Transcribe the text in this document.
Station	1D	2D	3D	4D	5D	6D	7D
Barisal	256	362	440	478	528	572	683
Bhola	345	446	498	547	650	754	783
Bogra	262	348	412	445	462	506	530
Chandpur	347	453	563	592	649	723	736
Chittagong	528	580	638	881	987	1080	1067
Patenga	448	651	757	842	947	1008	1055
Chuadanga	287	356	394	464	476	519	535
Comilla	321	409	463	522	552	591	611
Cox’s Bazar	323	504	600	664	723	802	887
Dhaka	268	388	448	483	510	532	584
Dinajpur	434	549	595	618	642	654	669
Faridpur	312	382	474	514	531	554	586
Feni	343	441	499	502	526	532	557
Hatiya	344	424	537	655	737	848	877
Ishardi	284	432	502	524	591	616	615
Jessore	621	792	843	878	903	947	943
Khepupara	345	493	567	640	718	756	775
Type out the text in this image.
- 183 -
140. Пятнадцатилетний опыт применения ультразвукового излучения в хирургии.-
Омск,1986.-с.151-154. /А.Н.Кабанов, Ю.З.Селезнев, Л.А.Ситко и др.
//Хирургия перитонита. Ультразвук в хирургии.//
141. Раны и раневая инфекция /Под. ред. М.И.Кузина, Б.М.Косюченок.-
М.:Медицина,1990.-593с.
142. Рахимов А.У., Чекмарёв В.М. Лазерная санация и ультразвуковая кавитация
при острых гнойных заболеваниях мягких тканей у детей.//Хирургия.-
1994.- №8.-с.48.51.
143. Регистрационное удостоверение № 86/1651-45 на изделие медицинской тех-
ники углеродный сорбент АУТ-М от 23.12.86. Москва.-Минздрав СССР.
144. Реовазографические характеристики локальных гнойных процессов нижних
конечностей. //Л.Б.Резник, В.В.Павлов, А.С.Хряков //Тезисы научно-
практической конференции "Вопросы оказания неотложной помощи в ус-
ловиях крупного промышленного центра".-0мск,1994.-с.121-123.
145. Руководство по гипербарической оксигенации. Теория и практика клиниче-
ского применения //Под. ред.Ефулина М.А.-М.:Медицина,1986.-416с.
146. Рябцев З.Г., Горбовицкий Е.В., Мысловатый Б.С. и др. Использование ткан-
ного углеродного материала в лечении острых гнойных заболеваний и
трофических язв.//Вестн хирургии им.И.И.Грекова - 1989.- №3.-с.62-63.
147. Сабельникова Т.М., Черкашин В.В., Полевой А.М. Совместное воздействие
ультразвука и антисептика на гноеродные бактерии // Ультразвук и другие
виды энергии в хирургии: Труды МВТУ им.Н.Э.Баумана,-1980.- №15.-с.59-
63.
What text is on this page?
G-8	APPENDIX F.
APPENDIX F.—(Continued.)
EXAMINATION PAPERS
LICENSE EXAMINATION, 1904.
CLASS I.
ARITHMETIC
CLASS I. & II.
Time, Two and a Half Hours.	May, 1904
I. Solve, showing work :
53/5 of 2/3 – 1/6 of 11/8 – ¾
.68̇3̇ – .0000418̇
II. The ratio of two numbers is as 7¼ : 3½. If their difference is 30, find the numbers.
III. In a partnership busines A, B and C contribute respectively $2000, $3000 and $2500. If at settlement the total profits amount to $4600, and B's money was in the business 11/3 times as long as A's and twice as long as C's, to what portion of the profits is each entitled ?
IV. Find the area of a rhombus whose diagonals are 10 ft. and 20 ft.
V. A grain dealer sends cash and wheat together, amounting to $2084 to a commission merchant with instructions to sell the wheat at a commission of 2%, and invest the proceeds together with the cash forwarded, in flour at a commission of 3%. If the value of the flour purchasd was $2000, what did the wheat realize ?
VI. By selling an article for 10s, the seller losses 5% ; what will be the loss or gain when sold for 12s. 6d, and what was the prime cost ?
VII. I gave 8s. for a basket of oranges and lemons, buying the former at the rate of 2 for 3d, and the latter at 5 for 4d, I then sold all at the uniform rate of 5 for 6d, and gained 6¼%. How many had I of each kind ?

Brief: Each record must be repeated exactly as it is.

Reply to the task:
Transcribe the text in this document.
Station	1D	2D	3D	4D	5D	6D	7D
Barisal	256	362	440	478	528	572	683
Bhola	345	446	498	547	650	754	783
Bogra	262	348	412	445	462	506	530
Chandpur	347	453	563	592	649	723	736
Chittagong	528	580	638	881	987	1080	1067
Patenga	448	651	757	842	947	1008	1055
Chuadanga	287	356	394	464	476	519	535
Comilla	321	409	463	522	552	591	611
Cox’s Bazar	323	504	600	664	723	802	887
Dhaka	268	388	448	483	510	532	584
Dinajpur	434	549	595	618	642	654	669
Faridpur	312	382	474	514	531	554	586
Feni	343	441	499	502	526	532	557
Hatiya	344	424	537	655	737	848	877
Ishardi	284	432	502	524	591	616	615
Jessore	621	792	843	878	903	947	943
Khepupara	345	493	567	640	718	756	775
Type out the text in this image.
- 183 -
140. Пятнадцатилетний опыт применения ультразвукового излучения в хирургии.-
Омск,1986.-с.151-154. /А.Н.Кабанов, Ю.З.Селезнев, Л.А.Ситко и др.
//Хирургия перитонита. Ультразвук в хирургии.//
141. Раны и раневая инфекция /Под. ред. М.И.Кузина, Б.М.Косюченок.-
М.:Медицина,1990.-593с.
142. Рахимов А.У., Чекмарёв В.М. Лазерная санация и ультразвуковая кавитация
при острых гнойных заболеваниях мягких тканей у детей.//Хирургия.-
1994.- №8.-с.48.51.
143. Регистрационное удостоверение № 86/1651-45 на изделие медицинской тех-
ники углеродный сорбент АУТ-М от 23.12.86. Москва.-Минздрав СССР.
144. Реовазографические характеристики локальных гнойных процессов нижних
конечностей. //Л.Б.Резник, В.В.Павлов, А.С.Хряков //Тезисы научно-
практической конференции "Вопросы оказания неотложной помощи в ус-
ловиях крупного промышленного центра".-0мск,1994.-с.121-123.
145. Руководство по гипербарической оксигенации. Теория и практика клиниче-
ского применения //Под. ред.Ефулина М.А.-М.:Медицина,1986.-416с.
146. Рябцев З.Г., Горбовицкий Е.В., Мысловатый Б.С. и др. Использование ткан-
ного углеродного материала в лечении острых гнойных заболеваний и
трофических язв.//Вестн хирургии им.И.И.Грекова - 1989.- №3.-с.62-63.
147. Сабельникова Т.М., Черкашин В.В., Полевой А.М. Совместное воздействие
ультразвука и антисептика на гноеродные бактерии // Ультразвук и другие
виды энергии в хирургии: Труды МВТУ им.Н.Э.Баумана,-1980.- №15.-с.59-
63.
What text is on this page?
G-8	APPENDIX F.
APPENDIX F.—(Continued.)
EXAMINATION PAPERS
LICENSE EXAMINATION, 1904.
CLASS I.
ARITHMETIC
CLASS I. & II.
Time, Two and a Half Hours.	May, 1904
I. Solve, showing work :
53/5 of 2/3 – 1/6 of 11/8 – ¾
.68̇3̇ – .0000418̇
II. The ratio of two numbers is as 7¼ : 3½. If their difference is 30, find the numbers.
III. In a partnership busines A, B and C contribute respectively $2000, $3000 and $2500. If at settlement the total profits amount to $4600, and B's money was in the business 11/3 times as long as A's and twice as long as C's, to what portion of the profits is each entitled ?
IV. Find the area of a rhombus whose diagonals are 10 ft. and 20 ft.
V. A grain dealer sends cash and wheat together, amounting to $2084 to a commission merchant with instructions to sell the wheat at a commission of 2%, and invest the proceeds together with the cash forwarded, in flour at a commission of 3%. If the value of the flour purchasd was $2000, what did the wheat realize ?
VI. By selling an article for 10s, the seller losses 5% ; what will be the loss or gain when sold for 12s. 6d, and what was the prime cost ?
VII. I gave 8s. for a basket of oranges and lemons, buying the former at the rate of 2 for 3d, and the latter at 5 for 4d, I then sold all at the uniform rate of 5 for 6d, and gained 6¼%. How many had I of each kind ?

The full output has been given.